--- Testo di partenza ---
Pieremilio Gadda, CorriereEconomia 24/11/2014, 24 novembre 2014
ORO UN «SÌ» DELLA SVIZZERA PUÒ FARLO RISALIRE DEL 15%
Dopo una perdita di valore del 40% in poco più di tre anni, nessuno potrà più chiamarlo bene rifugio. Almeno per un po’. Ma da inizio novembre, l’oro ha interrotto la violenta fase discendente iniziata nel 2012, per guadagnare qualche punto percentuale in poche settimane. Merito di un referendum di iniziativa popolare promosso in Svizzera da alcuni membri del partito conservatore Unione democratica di centro e fissato per il prossimo 30 novembre.
La storia
L’esito del voto, secondo i sondaggi, è incerto. Ma in caso di vittoria dei sì, le conseguenze sul prezzo dell’oro saranno inevitabili: la Banca nazionale svizzera (Bns) guidata dal presidente Thomas Jordan sarebbe obbligata a detenere in oro, tassativamente entro i confini della nazione, almeno il 20% delle proprie riserve, con il divieto di venderne qualsiasi quantità in futuro. Dato che la Bns possiede 1.040 tonnellate d’oro, pari al 7,5% delle riserve totali, «a conti fatti ne dovrebbe acquistare almeno altre 1.600 tonnellate in cinque anni. Poco meno di una tonnellata al giorno, per un controvalore di 50 miliardi di euro nel quinquennio», calcola Carlo Alberto De Casa, analista dei mercati valutari per ActiveTrades. Un sforzo enorme se si calcola che la produzione annua di oro si aggira attorno a 3.000 tonnellate su scala globale e il Pil della Confederazione vale poco più di 520 miliardi di euro. Con una vittoria dei sì, alcuni analisti stimano che le quotazioni possano rapidamente toccare i 1.350 dollari l’oncia, equivalente a un guadagno di circa 15 punti percentuali rispetto ai valori attuali. «È significativo osservare che in questo momento il Gofo a uno e sei mesi (Gold offered forward rate, il tasso di sconto al quale gli operatori prestano l’oro in cambio di dollari americani ndr ) è negativo. Vuol dire che c’è una certa apprensione per la disponibilità a breve di oro», osserva Michael Palatiello, amministratore delegato e strategist di Wings Partners.

--- Dati forniti ---
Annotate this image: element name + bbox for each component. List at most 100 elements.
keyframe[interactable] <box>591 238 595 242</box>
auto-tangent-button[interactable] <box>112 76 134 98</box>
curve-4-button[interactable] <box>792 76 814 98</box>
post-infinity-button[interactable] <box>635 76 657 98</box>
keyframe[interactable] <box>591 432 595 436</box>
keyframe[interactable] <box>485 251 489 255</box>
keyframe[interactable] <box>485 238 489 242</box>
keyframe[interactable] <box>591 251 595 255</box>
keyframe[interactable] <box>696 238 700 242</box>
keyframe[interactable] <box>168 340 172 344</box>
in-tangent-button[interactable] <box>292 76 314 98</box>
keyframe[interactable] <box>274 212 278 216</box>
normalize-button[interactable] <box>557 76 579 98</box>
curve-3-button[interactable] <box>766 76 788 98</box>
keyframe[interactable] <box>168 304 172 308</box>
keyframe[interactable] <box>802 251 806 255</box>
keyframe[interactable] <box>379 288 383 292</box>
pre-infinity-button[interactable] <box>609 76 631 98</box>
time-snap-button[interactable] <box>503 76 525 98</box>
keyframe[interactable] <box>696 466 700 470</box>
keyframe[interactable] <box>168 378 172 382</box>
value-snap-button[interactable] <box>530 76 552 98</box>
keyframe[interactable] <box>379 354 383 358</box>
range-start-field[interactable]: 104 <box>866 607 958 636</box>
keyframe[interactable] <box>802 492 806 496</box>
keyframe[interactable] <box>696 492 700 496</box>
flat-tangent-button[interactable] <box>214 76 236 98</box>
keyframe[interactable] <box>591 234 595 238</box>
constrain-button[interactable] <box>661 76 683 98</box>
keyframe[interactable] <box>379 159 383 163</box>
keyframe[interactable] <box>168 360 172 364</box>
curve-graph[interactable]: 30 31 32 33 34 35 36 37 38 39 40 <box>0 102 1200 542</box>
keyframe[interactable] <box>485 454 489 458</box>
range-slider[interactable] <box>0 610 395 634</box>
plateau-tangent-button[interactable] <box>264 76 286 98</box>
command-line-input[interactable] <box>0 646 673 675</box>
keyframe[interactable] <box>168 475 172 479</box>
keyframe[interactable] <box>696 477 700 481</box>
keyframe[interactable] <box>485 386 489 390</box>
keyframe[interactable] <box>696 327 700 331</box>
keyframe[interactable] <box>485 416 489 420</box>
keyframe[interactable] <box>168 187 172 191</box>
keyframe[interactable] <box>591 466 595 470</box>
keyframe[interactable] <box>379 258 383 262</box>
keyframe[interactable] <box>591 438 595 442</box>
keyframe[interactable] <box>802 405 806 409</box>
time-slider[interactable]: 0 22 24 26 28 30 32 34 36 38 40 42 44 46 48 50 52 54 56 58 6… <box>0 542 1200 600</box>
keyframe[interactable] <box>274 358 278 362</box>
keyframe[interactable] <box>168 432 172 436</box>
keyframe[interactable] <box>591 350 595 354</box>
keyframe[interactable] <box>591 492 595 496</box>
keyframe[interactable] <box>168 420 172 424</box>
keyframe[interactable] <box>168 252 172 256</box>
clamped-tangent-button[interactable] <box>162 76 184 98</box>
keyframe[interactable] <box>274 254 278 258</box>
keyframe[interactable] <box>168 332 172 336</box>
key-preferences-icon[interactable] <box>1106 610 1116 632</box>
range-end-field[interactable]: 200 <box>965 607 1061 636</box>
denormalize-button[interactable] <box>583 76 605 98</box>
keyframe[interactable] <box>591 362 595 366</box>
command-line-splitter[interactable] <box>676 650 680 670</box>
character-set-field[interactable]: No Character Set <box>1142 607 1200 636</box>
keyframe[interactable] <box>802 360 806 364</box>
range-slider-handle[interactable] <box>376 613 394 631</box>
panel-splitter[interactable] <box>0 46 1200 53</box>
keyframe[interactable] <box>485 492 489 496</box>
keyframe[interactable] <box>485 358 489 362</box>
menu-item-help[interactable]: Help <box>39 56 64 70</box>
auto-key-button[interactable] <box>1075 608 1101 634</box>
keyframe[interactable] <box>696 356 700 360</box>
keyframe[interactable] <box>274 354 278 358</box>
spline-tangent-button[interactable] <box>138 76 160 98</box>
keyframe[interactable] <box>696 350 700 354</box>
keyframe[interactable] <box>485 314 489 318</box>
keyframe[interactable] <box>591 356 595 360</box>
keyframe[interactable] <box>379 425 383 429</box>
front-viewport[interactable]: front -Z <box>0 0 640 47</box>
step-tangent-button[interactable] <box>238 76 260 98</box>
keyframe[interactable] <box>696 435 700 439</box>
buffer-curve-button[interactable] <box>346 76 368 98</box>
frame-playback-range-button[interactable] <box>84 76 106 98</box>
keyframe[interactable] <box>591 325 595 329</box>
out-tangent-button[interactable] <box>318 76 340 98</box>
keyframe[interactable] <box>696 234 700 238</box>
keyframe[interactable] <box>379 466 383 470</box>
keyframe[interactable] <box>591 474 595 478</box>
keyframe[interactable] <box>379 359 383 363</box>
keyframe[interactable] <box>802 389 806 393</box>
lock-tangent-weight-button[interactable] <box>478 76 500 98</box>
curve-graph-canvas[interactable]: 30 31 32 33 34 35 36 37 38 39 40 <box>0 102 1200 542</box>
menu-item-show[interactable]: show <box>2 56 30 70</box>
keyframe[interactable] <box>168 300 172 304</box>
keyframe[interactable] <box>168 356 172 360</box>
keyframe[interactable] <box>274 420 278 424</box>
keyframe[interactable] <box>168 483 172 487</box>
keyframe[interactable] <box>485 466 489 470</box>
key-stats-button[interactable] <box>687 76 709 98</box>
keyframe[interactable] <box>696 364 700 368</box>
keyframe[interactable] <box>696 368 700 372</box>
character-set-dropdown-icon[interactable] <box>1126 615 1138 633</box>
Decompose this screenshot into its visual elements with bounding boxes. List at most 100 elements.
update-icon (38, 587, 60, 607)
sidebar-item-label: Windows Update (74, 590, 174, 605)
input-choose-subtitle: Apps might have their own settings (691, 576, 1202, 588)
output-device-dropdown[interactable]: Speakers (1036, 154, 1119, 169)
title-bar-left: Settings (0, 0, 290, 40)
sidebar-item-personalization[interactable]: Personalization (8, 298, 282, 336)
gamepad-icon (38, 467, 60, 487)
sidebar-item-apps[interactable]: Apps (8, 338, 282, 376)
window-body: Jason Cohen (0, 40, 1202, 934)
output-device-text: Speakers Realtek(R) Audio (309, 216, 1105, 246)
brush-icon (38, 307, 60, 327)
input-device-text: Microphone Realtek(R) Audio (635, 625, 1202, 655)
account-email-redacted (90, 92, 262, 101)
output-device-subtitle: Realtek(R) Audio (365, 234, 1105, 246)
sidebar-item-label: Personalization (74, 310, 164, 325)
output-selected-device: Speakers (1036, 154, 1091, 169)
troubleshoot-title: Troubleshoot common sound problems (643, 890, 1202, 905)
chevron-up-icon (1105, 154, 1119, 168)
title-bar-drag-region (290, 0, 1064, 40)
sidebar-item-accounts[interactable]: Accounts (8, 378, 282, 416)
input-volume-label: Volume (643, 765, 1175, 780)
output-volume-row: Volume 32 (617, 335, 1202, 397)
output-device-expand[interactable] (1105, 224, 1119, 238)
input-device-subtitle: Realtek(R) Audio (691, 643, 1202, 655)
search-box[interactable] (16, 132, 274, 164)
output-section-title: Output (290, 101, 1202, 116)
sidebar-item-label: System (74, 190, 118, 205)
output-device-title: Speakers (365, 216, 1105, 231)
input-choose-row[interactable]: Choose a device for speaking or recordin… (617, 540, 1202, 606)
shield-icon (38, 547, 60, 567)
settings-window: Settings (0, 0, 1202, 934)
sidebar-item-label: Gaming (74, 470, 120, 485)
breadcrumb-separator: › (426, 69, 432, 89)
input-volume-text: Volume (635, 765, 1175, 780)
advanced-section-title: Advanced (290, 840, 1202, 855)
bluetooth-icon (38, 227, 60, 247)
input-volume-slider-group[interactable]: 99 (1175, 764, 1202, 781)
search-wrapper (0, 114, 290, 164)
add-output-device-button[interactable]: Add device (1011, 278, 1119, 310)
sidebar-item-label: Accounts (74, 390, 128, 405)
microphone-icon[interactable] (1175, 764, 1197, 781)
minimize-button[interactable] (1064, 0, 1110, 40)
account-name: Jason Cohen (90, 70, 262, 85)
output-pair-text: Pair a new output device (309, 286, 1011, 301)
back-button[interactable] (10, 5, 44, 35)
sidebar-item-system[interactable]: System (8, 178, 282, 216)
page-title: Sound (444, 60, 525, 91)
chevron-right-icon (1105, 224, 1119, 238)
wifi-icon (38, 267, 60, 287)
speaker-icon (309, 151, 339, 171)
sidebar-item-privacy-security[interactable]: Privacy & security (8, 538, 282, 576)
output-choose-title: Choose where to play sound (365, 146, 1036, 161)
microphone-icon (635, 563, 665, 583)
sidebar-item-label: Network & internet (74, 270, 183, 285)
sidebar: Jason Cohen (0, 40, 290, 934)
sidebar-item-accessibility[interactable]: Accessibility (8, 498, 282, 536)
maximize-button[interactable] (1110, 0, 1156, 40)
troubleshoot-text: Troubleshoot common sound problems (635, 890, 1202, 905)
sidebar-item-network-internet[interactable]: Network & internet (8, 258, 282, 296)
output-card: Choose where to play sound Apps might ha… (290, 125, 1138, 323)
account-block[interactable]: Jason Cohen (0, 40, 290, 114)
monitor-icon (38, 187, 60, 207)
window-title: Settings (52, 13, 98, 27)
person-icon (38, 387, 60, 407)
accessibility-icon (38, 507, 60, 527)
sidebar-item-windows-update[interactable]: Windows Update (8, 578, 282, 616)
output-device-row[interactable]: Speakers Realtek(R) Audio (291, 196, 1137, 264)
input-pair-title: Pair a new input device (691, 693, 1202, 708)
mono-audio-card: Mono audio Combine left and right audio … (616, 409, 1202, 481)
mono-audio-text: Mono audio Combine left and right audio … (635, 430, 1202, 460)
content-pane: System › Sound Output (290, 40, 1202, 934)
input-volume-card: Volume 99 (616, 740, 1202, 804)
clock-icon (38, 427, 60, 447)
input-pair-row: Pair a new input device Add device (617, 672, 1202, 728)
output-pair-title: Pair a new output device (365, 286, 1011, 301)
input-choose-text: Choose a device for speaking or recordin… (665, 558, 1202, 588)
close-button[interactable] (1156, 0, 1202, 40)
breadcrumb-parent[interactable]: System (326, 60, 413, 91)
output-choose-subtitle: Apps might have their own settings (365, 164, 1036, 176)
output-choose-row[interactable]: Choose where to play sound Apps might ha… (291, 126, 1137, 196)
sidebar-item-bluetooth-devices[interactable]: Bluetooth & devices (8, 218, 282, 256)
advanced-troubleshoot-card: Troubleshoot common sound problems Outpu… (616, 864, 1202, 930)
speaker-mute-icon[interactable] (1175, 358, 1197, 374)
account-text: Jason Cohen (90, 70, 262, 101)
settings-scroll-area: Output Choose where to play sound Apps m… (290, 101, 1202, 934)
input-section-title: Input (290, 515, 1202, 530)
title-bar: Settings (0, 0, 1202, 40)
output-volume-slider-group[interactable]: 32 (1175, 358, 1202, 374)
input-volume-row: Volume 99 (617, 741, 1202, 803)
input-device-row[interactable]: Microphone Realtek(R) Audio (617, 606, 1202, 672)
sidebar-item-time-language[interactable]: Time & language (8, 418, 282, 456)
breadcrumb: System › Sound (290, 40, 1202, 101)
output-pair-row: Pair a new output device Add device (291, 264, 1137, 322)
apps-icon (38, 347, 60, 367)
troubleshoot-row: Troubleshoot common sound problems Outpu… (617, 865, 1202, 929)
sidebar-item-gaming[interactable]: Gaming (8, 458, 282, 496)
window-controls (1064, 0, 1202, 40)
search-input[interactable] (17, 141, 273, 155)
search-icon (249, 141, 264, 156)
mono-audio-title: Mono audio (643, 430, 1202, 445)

--- Consegna ---
Prosegui l'articolo sull'oro e sul referendum svizzero a partire dalla sua ultima frase.

--- Risposta ---
Acquirenti forti
Palatiello ricorda che a settembre la Russia ha comprato oro per un milione e duecentomila once, come non accadeva da 15 anni. A ottobre, l’India ha incrementato gli acquisti del 280% rispetto al mese precedente. E c’è chi, come Yves Mersch, membro lussemburghese del Comitato esecutivo della Banca centrale europea, di recente ha fatto esplicito riferimento all’oro come uno degli asset che Francoforte potrebbe acquistare nell’ambito di un programma di allentamento monetario su larga scala.
Anche in caso di vittoria dei no, del resto, gli esperti giudicano improbabile una prosecuzione del lungo trend ribassista per il metallo giallo. «Il costo di estrazione dell’oro è salito molto nel corso degli ultimi anni, fino a collocarsi, in media, attorno ai 1.100 dollari — ricorda De Casa —. Il prezzo attuale è vicino ai 1.180 dollari l’oncia e sotto quota 1.200 molte aziende del settore estrattivo sono in perdita».
I risultati del referendum potrebbero avere ricadute non trascurabili anche sul franco. Il 6 settembre 2011, in piena crisi dei debiti europei, la Banca centrale elvetica fissò a 1,20 il tetto del cambio contro l’euro, per evitare un eccessivo rafforzamento. Per difendere questo obiettivo ha dovuto acquistare ingenti quantità di euro, immettendo liquidità. Non è un caso se tra il dicembre del 2011 e la fine dell’anno successivo le riserve in valuta estera nel bilancio della Bns sono quasi raddoppiate, passando da 257 a 432 miliardi di franchi. «In caso di vittoria dei sì, la banca svizzera dovrebbe pagare in dollari l’enorme quantità di oro in acquisto e ad essere sacrificata potrebbe essere una parte delle riserve in euro», spiega De Casa.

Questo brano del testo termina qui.